** Data to process **
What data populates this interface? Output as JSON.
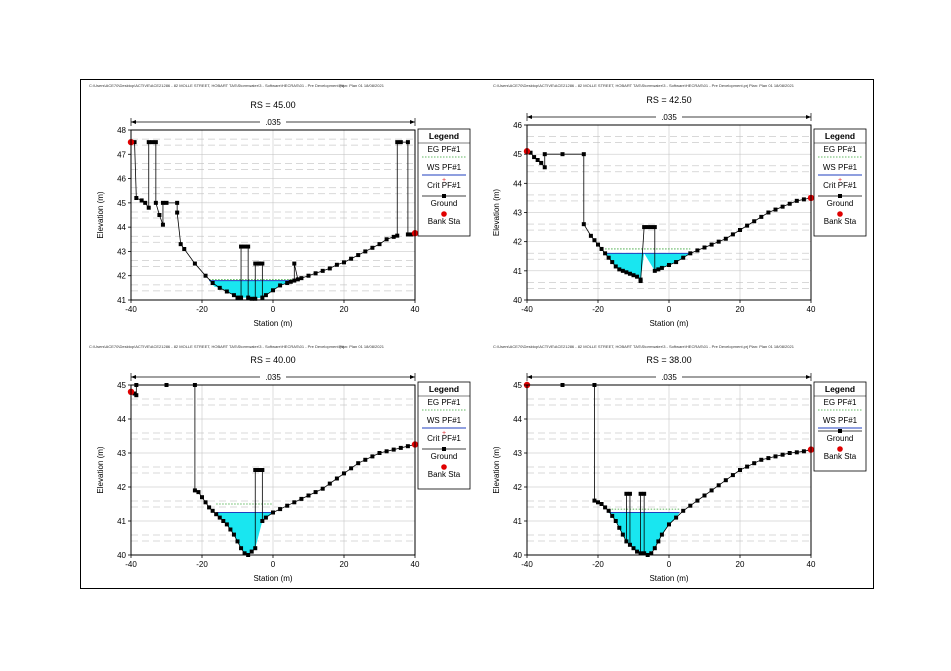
{
  "header": {
    "path": "C:\\Users\\ACE70\\Desktop\\ACTIVE\\ACE21286 - 82 MOLLE STREET, HOBART TAS\\Stormwater\\3 - Software\\HECRAS\\01 - Pre Development.prj",
    "plan": "Plan: Plan 01    18/08/2021"
  },
  "legend": {
    "title": "Legend",
    "items": [
      {
        "key": "eg",
        "label": "EG PF#1",
        "color": "#2ca02c"
      },
      {
        "key": "ws",
        "label": "WS PF#1",
        "color": "#1f3fbf"
      },
      {
        "key": "crit",
        "label": "Crit PF#1",
        "color": "#e0282e"
      },
      {
        "key": "ground",
        "label": "Ground",
        "color": "#000000"
      },
      {
        "key": "bank",
        "label": "Bank Sta",
        "color": "#e00000"
      }
    ]
  },
  "chart_data": [
    {
      "type": "line",
      "title": "RS = 45.00",
      "xlabel": "Station (m)",
      "ylabel": "Elevation (m)",
      "manning": ".035",
      "xlim": [
        -40,
        40
      ],
      "ylim": [
        41,
        48
      ],
      "xticks": [
        -40,
        -20,
        0,
        20,
        40
      ],
      "yticks": [
        41,
        42,
        43,
        44,
        45,
        46,
        47,
        48
      ],
      "grid": true,
      "legend_position": "right",
      "legend_items": [
        "eg",
        "ws",
        "crit",
        "ground",
        "bank"
      ],
      "ws": 41.8,
      "eg": 41.85,
      "ground": [
        [
          -40,
          47.5
        ],
        [
          -39,
          47.5
        ],
        [
          -38.5,
          45.2
        ],
        [
          -37,
          45.1
        ],
        [
          -36,
          45.0
        ],
        [
          -35,
          44.8
        ],
        [
          -35,
          47.5
        ],
        [
          -34,
          47.5
        ],
        [
          -33,
          47.5
        ],
        [
          -33,
          45.0
        ],
        [
          -32,
          44.5
        ],
        [
          -31,
          44.1
        ],
        [
          -31,
          45.0
        ],
        [
          -30,
          45.0
        ],
        [
          -27,
          45.0
        ],
        [
          -27,
          44.6
        ],
        [
          -26,
          43.3
        ],
        [
          -25,
          43.1
        ],
        [
          -22,
          42.5
        ],
        [
          -19,
          42.0
        ],
        [
          -17,
          41.7
        ],
        [
          -15,
          41.5
        ],
        [
          -13,
          41.35
        ],
        [
          -11,
          41.2
        ],
        [
          -10,
          41.1
        ],
        [
          -9,
          41.1
        ],
        [
          -9,
          43.2
        ],
        [
          -8,
          43.2
        ],
        [
          -7,
          43.2
        ],
        [
          -7,
          41.1
        ],
        [
          -6,
          41.05
        ],
        [
          -5,
          41.05
        ],
        [
          -5,
          42.5
        ],
        [
          -4,
          42.5
        ],
        [
          -4,
          42.5
        ],
        [
          -3,
          42.5
        ],
        [
          -3,
          41.1
        ],
        [
          -2,
          41.2
        ],
        [
          0,
          41.4
        ],
        [
          2,
          41.6
        ],
        [
          4,
          41.7
        ],
        [
          5,
          41.75
        ],
        [
          6,
          41.8
        ],
        [
          6,
          42.5
        ],
        [
          7,
          41.85
        ],
        [
          8,
          41.9
        ],
        [
          10,
          42.0
        ],
        [
          12,
          42.1
        ],
        [
          14,
          42.2
        ],
        [
          16,
          42.3
        ],
        [
          18,
          42.45
        ],
        [
          20,
          42.55
        ],
        [
          22,
          42.7
        ],
        [
          24,
          42.85
        ],
        [
          26,
          43.0
        ],
        [
          28,
          43.15
        ],
        [
          30,
          43.3
        ],
        [
          32,
          43.5
        ],
        [
          34,
          43.6
        ],
        [
          35,
          43.65
        ],
        [
          35,
          47.5
        ],
        [
          36,
          47.5
        ],
        [
          38,
          47.5
        ],
        [
          38,
          43.7
        ],
        [
          39,
          43.7
        ],
        [
          40,
          43.75
        ]
      ],
      "water": [
        [
          -18,
          41.8
        ],
        [
          -16.5,
          41.55
        ],
        [
          -15,
          41.5
        ],
        [
          -13,
          41.35
        ],
        [
          -11,
          41.2
        ],
        [
          -9,
          41.1
        ],
        [
          -7,
          41.1
        ],
        [
          -6,
          41.05
        ],
        [
          -3,
          41.1
        ],
        [
          0,
          41.4
        ],
        [
          2,
          41.6
        ],
        [
          4,
          41.7
        ],
        [
          6,
          41.8
        ]
      ],
      "bank": [
        [
          -40,
          47.5
        ],
        [
          40,
          43.75
        ]
      ]
    },
    {
      "type": "line",
      "title": "RS = 42.50",
      "xlabel": "Station (m)",
      "ylabel": "Elevation (m)",
      "manning": ".035",
      "xlim": [
        -40,
        40
      ],
      "ylim": [
        40,
        46
      ],
      "xticks": [
        -40,
        -20,
        0,
        20,
        40
      ],
      "yticks": [
        40,
        41,
        42,
        43,
        44,
        45,
        46
      ],
      "grid": true,
      "legend_position": "right",
      "legend_items": [
        "eg",
        "ws",
        "crit",
        "ground",
        "bank"
      ],
      "ws": 41.6,
      "eg": 41.75,
      "ground": [
        [
          -40,
          45.1
        ],
        [
          -39,
          45.05
        ],
        [
          -38,
          44.9
        ],
        [
          -37,
          44.8
        ],
        [
          -36,
          44.7
        ],
        [
          -35,
          44.55
        ],
        [
          -35,
          45.0
        ],
        [
          -30,
          45.0
        ],
        [
          -24,
          45.0
        ],
        [
          -24,
          42.6
        ],
        [
          -22,
          42.2
        ],
        [
          -21,
          42.05
        ],
        [
          -20,
          41.9
        ],
        [
          -19,
          41.75
        ],
        [
          -18,
          41.6
        ],
        [
          -17,
          41.45
        ],
        [
          -16,
          41.3
        ],
        [
          -15,
          41.15
        ],
        [
          -14,
          41.05
        ],
        [
          -13,
          41.0
        ],
        [
          -12,
          40.95
        ],
        [
          -11,
          40.9
        ],
        [
          -10,
          40.85
        ],
        [
          -9,
          40.8
        ],
        [
          -8,
          40.7
        ],
        [
          -8,
          40.65
        ],
        [
          -7,
          42.5
        ],
        [
          -6,
          42.5
        ],
        [
          -5,
          42.5
        ],
        [
          -4,
          42.5
        ],
        [
          -4,
          41.0
        ],
        [
          -3,
          41.05
        ],
        [
          -2,
          41.1
        ],
        [
          0,
          41.2
        ],
        [
          2,
          41.3
        ],
        [
          4,
          41.45
        ],
        [
          6,
          41.6
        ],
        [
          8,
          41.7
        ],
        [
          10,
          41.8
        ],
        [
          12,
          41.9
        ],
        [
          14,
          42.0
        ],
        [
          16,
          42.1
        ],
        [
          18,
          42.25
        ],
        [
          20,
          42.4
        ],
        [
          22,
          42.55
        ],
        [
          24,
          42.7
        ],
        [
          26,
          42.85
        ],
        [
          28,
          43.0
        ],
        [
          30,
          43.1
        ],
        [
          32,
          43.2
        ],
        [
          34,
          43.3
        ],
        [
          36,
          43.4
        ],
        [
          38,
          43.45
        ],
        [
          40,
          43.5
        ]
      ],
      "water": [
        [
          -18,
          41.6
        ],
        [
          -17,
          41.45
        ],
        [
          -16,
          41.3
        ],
        [
          -15,
          41.15
        ],
        [
          -14,
          41.05
        ],
        [
          -13,
          41.0
        ],
        [
          -11,
          40.9
        ],
        [
          -9,
          40.8
        ],
        [
          -8,
          40.7
        ],
        [
          -7,
          41.6
        ],
        [
          -4,
          41.0
        ],
        [
          -2,
          41.1
        ],
        [
          0,
          41.2
        ],
        [
          2,
          41.3
        ],
        [
          4,
          41.45
        ],
        [
          6,
          41.6
        ]
      ],
      "bank": [
        [
          -40,
          45.1
        ],
        [
          40,
          43.5
        ]
      ]
    },
    {
      "type": "line",
      "title": "RS = 40.00",
      "xlabel": "Station (m)",
      "ylabel": "Elevation (m)",
      "manning": ".035",
      "xlim": [
        -40,
        40
      ],
      "ylim": [
        40,
        45
      ],
      "xticks": [
        -40,
        -20,
        0,
        20,
        40
      ],
      "yticks": [
        40,
        41,
        42,
        43,
        44,
        45
      ],
      "grid": true,
      "legend_position": "right",
      "legend_items": [
        "eg",
        "ws",
        "crit",
        "ground",
        "bank"
      ],
      "ws": 41.25,
      "eg": 41.5,
      "ground": [
        [
          -40,
          44.8
        ],
        [
          -39,
          44.75
        ],
        [
          -38.5,
          44.7
        ],
        [
          -38.5,
          45.0
        ],
        [
          -30,
          45.0
        ],
        [
          -22,
          45.0
        ],
        [
          -22,
          41.9
        ],
        [
          -21,
          41.85
        ],
        [
          -20,
          41.7
        ],
        [
          -19,
          41.55
        ],
        [
          -18,
          41.4
        ],
        [
          -17,
          41.3
        ],
        [
          -16,
          41.2
        ],
        [
          -15,
          41.1
        ],
        [
          -14,
          41.0
        ],
        [
          -13,
          40.9
        ],
        [
          -12,
          40.75
        ],
        [
          -11,
          40.6
        ],
        [
          -10,
          40.4
        ],
        [
          -9,
          40.2
        ],
        [
          -8,
          40.05
        ],
        [
          -7,
          40.0
        ],
        [
          -6,
          40.1
        ],
        [
          -5,
          40.2
        ],
        [
          -5,
          42.5
        ],
        [
          -4,
          42.5
        ],
        [
          -3,
          42.5
        ],
        [
          -3,
          41.0
        ],
        [
          -2,
          41.1
        ],
        [
          0,
          41.25
        ],
        [
          2,
          41.35
        ],
        [
          4,
          41.45
        ],
        [
          6,
          41.55
        ],
        [
          8,
          41.65
        ],
        [
          10,
          41.75
        ],
        [
          12,
          41.85
        ],
        [
          14,
          41.95
        ],
        [
          16,
          42.1
        ],
        [
          18,
          42.25
        ],
        [
          20,
          42.4
        ],
        [
          22,
          42.55
        ],
        [
          24,
          42.7
        ],
        [
          26,
          42.8
        ],
        [
          28,
          42.9
        ],
        [
          30,
          43.0
        ],
        [
          32,
          43.05
        ],
        [
          34,
          43.1
        ],
        [
          36,
          43.15
        ],
        [
          38,
          43.2
        ],
        [
          40,
          43.25
        ]
      ],
      "water": [
        [
          -16,
          41.25
        ],
        [
          -15,
          41.1
        ],
        [
          -14,
          41.0
        ],
        [
          -13,
          40.9
        ],
        [
          -12,
          40.75
        ],
        [
          -11,
          40.6
        ],
        [
          -10,
          40.4
        ],
        [
          -9,
          40.2
        ],
        [
          -8,
          40.05
        ],
        [
          -7,
          40.0
        ],
        [
          -6,
          40.1
        ],
        [
          -5,
          40.2
        ],
        [
          -3,
          41.0
        ],
        [
          -2,
          41.1
        ],
        [
          0,
          41.25
        ]
      ],
      "bank": [
        [
          -40,
          44.8
        ],
        [
          40,
          43.25
        ]
      ]
    },
    {
      "type": "line",
      "title": "RS = 38.00",
      "xlabel": "Station (m)",
      "ylabel": "Elevation (m)",
      "manning": ".035",
      "xlim": [
        -40,
        40
      ],
      "ylim": [
        40,
        45
      ],
      "xticks": [
        -40,
        -20,
        0,
        20,
        40
      ],
      "yticks": [
        40,
        41,
        42,
        43,
        44,
        45
      ],
      "grid": true,
      "legend_position": "right",
      "legend_items": [
        "eg",
        "ws",
        "ground",
        "bank"
      ],
      "ws": 41.25,
      "eg": 41.35,
      "ground": [
        [
          -40,
          45.0
        ],
        [
          -30,
          45.0
        ],
        [
          -21,
          45.0
        ],
        [
          -21,
          41.6
        ],
        [
          -20,
          41.55
        ],
        [
          -19,
          41.5
        ],
        [
          -18,
          41.4
        ],
        [
          -17,
          41.3
        ],
        [
          -16,
          41.15
        ],
        [
          -15,
          41.0
        ],
        [
          -14,
          40.8
        ],
        [
          -13,
          40.6
        ],
        [
          -12,
          40.4
        ],
        [
          -12,
          41.8
        ],
        [
          -11,
          41.8
        ],
        [
          -11,
          40.3
        ],
        [
          -10,
          40.2
        ],
        [
          -9,
          40.1
        ],
        [
          -8,
          40.05
        ],
        [
          -8,
          41.8
        ],
        [
          -7,
          41.8
        ],
        [
          -7,
          40.05
        ],
        [
          -6,
          40.0
        ],
        [
          -5,
          40.05
        ],
        [
          -4,
          40.2
        ],
        [
          -3,
          40.4
        ],
        [
          -2,
          40.6
        ],
        [
          0,
          40.9
        ],
        [
          2,
          41.1
        ],
        [
          4,
          41.3
        ],
        [
          6,
          41.45
        ],
        [
          8,
          41.6
        ],
        [
          10,
          41.75
        ],
        [
          12,
          41.9
        ],
        [
          14,
          42.05
        ],
        [
          16,
          42.2
        ],
        [
          18,
          42.35
        ],
        [
          20,
          42.5
        ],
        [
          22,
          42.6
        ],
        [
          24,
          42.7
        ],
        [
          26,
          42.8
        ],
        [
          28,
          42.85
        ],
        [
          30,
          42.9
        ],
        [
          32,
          42.95
        ],
        [
          34,
          43.0
        ],
        [
          36,
          43.02
        ],
        [
          38,
          43.05
        ],
        [
          40,
          43.1
        ]
      ],
      "water": [
        [
          -17,
          41.25
        ],
        [
          -16,
          41.15
        ],
        [
          -15,
          41.0
        ],
        [
          -14,
          40.8
        ],
        [
          -13,
          40.6
        ],
        [
          -12,
          40.4
        ],
        [
          -10,
          40.2
        ],
        [
          -8,
          40.05
        ],
        [
          -6,
          40.0
        ],
        [
          -4,
          40.2
        ],
        [
          -2,
          40.6
        ],
        [
          0,
          40.9
        ],
        [
          2,
          41.1
        ],
        [
          3,
          41.25
        ]
      ],
      "bank": [
        [
          -40,
          45.0
        ],
        [
          40,
          43.1
        ]
      ]
    }
  ]
}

** Required task **
Give only the number of lines in the data that hold the string "color".

** Result of this exercise **
5